→ **EXERCISE**: Gather every line from the entries below that includes "नगरप".

------ EXERCISE INPUT ------

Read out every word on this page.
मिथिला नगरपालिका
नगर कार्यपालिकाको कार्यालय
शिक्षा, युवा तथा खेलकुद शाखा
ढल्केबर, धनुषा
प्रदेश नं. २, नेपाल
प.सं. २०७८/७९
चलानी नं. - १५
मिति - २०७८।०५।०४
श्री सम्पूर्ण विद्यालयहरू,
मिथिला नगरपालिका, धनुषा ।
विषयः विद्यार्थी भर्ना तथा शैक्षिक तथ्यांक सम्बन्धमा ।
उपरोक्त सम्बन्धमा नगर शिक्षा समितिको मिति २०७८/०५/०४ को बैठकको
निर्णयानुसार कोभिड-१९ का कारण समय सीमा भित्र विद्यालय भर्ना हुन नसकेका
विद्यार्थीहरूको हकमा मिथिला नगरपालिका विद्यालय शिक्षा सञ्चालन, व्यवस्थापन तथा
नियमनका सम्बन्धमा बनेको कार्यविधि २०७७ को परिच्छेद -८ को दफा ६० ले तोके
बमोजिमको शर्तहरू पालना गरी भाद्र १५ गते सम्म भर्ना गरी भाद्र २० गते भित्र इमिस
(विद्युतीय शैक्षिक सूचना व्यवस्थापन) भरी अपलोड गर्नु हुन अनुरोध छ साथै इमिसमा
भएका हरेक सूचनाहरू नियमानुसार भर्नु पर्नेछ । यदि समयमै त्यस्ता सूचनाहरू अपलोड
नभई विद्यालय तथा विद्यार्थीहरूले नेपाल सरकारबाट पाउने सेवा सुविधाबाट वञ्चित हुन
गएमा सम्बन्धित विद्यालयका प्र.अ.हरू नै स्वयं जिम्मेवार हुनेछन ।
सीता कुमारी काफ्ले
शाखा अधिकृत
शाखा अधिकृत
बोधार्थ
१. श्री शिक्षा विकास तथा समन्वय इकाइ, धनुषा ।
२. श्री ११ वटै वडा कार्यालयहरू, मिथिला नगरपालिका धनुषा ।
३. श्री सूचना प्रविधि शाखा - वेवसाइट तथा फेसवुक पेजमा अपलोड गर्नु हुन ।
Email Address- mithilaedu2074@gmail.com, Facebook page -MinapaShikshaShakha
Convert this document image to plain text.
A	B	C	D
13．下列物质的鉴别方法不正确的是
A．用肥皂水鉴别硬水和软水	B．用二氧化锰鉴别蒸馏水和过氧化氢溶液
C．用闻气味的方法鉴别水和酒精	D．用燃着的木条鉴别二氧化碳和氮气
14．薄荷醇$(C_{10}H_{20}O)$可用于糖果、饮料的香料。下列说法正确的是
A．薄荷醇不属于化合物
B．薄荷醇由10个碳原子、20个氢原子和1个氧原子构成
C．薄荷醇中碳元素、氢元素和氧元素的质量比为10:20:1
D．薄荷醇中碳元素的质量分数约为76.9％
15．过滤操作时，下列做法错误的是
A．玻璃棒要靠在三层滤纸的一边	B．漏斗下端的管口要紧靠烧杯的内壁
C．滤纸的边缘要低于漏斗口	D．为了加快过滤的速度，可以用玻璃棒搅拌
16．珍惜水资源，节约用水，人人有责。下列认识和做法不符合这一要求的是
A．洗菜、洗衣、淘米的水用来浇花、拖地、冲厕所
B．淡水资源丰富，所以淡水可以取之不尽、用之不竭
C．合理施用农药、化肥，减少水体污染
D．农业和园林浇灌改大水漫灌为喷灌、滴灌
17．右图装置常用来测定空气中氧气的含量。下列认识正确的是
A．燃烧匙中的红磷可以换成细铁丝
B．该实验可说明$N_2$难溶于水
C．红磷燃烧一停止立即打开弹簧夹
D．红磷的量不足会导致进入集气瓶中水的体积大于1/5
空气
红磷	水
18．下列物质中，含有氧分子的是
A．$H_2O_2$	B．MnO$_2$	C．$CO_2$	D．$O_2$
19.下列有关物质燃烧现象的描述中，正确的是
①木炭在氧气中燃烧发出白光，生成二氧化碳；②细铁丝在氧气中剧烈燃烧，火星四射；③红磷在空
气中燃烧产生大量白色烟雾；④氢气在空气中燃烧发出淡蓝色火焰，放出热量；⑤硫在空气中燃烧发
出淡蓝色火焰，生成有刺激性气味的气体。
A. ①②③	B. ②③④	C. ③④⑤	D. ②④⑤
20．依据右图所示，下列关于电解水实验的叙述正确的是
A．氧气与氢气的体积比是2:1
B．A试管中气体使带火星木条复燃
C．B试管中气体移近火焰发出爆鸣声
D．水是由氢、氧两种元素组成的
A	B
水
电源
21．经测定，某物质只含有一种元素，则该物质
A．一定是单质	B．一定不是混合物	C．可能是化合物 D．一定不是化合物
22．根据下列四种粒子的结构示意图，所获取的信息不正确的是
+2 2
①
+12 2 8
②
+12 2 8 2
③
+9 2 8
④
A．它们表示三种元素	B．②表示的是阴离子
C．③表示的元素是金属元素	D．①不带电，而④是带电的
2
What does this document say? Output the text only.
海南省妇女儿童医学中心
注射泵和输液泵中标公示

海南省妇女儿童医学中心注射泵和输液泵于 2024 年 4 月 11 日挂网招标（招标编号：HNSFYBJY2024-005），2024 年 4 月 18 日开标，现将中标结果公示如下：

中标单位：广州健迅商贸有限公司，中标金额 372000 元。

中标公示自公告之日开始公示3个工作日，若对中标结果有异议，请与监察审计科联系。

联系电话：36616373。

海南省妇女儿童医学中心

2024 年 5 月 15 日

------

→ **TASK SOLUTION**:
मिथिला नगरपालिका
मिथिला नगरपालिका, धनुषा ।
विद्यार्थीहरूको हकमा मिथिला नगरपालिका विद्यालय शिक्षा सञ्चालन, व्यवस्थापन तथा
२. श्री ११ वटै वडा कार्यालयहरू, मिथिला नगरपालिका धनुषा ।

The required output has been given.